▸ Given task:
Each line that contains the string "right" counts once; report how many such lines appear in the data, as a number only.

▸ Data shown:
********************

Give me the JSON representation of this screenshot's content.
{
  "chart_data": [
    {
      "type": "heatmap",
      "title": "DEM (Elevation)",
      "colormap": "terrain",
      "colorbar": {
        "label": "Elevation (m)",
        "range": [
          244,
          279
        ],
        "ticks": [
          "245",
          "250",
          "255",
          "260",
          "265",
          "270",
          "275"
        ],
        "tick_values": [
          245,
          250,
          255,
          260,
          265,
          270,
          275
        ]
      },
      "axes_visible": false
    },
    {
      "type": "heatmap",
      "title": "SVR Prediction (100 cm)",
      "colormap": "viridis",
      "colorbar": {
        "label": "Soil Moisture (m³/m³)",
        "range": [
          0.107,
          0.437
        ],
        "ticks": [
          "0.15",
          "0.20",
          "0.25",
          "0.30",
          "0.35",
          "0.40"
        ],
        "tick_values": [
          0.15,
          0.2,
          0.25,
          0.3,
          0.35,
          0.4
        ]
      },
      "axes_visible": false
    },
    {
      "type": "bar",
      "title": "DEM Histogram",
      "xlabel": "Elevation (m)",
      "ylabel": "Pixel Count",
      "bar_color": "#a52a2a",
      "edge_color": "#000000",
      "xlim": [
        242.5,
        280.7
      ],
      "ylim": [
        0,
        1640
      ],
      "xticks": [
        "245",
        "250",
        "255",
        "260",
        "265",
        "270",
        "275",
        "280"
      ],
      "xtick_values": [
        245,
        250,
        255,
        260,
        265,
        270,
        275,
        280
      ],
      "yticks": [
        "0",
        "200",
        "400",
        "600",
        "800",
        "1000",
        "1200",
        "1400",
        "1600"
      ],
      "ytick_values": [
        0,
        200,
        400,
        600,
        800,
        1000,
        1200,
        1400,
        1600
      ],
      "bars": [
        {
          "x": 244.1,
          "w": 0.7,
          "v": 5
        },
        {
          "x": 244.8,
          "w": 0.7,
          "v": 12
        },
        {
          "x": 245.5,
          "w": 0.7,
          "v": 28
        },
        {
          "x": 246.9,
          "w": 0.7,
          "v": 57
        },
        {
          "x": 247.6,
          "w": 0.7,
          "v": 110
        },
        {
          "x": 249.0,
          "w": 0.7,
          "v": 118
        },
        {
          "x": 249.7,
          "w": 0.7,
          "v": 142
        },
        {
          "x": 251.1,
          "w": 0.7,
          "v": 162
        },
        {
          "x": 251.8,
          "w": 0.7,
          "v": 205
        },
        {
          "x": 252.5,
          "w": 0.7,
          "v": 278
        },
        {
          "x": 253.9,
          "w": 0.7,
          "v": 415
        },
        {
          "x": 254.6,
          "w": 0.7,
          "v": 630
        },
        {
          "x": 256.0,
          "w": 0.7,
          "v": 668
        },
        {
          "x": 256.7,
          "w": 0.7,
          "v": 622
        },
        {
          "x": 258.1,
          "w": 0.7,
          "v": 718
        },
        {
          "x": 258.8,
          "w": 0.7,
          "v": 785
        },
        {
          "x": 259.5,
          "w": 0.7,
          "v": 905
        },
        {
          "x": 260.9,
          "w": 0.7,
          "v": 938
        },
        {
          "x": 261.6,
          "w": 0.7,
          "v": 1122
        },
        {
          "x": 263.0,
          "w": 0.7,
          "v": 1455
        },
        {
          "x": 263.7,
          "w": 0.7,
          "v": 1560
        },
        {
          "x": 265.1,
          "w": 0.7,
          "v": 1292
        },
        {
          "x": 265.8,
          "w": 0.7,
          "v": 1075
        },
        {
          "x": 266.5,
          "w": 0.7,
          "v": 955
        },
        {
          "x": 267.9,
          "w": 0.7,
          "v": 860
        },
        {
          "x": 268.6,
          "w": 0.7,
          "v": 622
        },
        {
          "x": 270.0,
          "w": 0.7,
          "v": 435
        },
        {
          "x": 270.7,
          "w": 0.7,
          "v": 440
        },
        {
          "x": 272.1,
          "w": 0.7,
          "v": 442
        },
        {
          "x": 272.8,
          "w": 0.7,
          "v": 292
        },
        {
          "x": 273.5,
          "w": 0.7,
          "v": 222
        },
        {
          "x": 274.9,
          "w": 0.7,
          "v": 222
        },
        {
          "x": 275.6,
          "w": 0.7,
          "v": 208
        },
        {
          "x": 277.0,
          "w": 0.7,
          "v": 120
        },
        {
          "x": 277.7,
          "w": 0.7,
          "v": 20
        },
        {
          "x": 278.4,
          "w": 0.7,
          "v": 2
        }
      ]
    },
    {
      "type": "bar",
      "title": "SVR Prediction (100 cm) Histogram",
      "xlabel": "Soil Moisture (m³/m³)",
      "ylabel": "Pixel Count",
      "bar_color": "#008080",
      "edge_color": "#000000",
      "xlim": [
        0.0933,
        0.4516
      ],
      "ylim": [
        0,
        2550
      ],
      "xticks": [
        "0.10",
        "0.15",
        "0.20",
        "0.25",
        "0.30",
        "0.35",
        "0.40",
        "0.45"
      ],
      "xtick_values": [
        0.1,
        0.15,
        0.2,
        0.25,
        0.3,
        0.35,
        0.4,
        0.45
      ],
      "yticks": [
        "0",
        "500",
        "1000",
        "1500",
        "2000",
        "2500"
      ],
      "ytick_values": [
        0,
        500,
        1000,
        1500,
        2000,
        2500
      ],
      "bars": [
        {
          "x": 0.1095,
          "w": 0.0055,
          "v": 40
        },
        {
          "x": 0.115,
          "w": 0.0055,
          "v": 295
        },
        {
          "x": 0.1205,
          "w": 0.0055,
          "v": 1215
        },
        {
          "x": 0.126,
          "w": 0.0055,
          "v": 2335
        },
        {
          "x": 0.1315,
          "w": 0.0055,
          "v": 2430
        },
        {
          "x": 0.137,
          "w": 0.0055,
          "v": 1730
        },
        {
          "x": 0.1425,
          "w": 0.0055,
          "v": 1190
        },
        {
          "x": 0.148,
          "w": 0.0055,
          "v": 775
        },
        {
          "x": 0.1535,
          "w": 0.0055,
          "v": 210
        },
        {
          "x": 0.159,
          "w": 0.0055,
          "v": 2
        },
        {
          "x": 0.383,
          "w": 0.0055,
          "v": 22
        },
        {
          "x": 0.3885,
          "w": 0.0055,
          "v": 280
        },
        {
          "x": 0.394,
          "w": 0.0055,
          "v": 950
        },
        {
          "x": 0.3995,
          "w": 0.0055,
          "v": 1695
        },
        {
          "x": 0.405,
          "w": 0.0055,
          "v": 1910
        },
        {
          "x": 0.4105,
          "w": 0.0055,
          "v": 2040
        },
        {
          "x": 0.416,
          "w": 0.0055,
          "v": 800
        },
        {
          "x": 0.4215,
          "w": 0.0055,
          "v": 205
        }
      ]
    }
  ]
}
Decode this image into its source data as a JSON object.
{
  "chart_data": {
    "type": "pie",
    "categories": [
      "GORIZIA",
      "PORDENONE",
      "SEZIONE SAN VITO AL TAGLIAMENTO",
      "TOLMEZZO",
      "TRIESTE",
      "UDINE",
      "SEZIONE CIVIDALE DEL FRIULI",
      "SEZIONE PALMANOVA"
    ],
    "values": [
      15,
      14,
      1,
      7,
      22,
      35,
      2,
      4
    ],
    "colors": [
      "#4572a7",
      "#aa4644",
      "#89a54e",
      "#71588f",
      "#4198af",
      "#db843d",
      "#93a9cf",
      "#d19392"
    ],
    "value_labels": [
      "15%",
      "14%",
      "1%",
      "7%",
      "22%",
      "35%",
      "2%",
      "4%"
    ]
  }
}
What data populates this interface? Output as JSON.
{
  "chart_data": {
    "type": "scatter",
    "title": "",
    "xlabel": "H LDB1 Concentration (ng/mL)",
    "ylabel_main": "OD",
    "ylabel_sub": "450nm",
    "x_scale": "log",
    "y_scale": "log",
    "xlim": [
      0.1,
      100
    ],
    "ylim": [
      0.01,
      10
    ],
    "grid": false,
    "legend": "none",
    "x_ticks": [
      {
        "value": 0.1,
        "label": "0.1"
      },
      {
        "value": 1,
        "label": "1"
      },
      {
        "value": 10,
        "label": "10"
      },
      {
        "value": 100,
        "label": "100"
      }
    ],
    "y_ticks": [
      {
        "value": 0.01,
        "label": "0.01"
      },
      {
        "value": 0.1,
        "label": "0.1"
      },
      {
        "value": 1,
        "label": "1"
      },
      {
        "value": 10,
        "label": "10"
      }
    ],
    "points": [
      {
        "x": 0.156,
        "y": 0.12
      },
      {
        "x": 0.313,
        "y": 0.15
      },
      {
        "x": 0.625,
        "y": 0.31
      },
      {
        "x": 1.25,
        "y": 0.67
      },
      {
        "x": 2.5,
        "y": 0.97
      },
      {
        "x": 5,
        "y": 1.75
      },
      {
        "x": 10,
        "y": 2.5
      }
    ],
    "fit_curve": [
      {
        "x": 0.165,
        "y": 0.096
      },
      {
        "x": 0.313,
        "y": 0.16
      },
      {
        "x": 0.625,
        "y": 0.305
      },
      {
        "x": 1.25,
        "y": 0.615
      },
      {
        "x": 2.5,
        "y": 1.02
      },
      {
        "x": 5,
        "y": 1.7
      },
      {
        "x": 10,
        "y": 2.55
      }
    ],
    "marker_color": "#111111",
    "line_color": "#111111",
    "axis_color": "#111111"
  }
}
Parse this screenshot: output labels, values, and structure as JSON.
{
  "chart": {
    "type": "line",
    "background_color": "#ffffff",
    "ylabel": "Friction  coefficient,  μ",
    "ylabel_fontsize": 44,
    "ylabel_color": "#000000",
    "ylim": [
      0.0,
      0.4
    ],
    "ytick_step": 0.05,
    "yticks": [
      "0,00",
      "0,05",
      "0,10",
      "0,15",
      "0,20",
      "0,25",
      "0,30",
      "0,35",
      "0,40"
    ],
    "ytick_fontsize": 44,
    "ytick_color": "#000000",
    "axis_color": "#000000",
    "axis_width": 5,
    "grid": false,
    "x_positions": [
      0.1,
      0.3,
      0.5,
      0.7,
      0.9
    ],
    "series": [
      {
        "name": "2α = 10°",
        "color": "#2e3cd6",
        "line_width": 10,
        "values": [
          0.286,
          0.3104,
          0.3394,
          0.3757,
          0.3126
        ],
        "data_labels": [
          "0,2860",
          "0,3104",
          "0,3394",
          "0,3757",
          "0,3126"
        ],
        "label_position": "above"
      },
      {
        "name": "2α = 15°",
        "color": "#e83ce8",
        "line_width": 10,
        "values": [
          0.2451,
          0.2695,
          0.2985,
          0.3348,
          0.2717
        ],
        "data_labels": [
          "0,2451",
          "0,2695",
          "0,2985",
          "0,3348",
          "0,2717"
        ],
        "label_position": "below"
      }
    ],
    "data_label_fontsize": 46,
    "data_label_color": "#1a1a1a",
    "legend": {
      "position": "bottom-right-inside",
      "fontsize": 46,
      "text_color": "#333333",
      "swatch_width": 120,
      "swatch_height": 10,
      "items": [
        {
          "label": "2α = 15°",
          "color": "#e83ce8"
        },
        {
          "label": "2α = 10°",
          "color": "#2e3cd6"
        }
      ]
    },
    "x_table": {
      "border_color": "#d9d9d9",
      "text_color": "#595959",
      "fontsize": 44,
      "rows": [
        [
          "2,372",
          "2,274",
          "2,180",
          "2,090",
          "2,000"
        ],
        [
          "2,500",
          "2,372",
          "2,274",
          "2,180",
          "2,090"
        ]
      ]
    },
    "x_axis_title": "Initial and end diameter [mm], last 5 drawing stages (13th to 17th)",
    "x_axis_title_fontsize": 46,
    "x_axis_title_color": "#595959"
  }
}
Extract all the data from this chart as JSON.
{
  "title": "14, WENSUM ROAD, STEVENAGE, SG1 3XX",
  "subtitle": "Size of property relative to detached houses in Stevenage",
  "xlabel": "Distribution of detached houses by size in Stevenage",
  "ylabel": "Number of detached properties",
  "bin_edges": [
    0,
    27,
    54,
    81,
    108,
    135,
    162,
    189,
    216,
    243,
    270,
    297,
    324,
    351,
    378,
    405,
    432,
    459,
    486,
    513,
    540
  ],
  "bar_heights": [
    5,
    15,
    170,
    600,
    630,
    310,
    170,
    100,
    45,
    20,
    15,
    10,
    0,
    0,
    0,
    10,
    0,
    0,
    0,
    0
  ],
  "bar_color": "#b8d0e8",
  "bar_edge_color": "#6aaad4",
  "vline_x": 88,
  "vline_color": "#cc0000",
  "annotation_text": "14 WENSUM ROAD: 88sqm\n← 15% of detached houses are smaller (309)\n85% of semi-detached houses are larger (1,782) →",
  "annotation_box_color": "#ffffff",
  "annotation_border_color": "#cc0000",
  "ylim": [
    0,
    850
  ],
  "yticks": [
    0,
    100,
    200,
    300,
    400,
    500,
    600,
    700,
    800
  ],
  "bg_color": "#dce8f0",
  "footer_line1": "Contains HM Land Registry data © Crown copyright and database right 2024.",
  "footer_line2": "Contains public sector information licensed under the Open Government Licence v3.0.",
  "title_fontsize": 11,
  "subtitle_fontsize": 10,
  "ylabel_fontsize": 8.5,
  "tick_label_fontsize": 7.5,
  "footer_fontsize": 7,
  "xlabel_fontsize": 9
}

********************

▸ Exercise solution:
2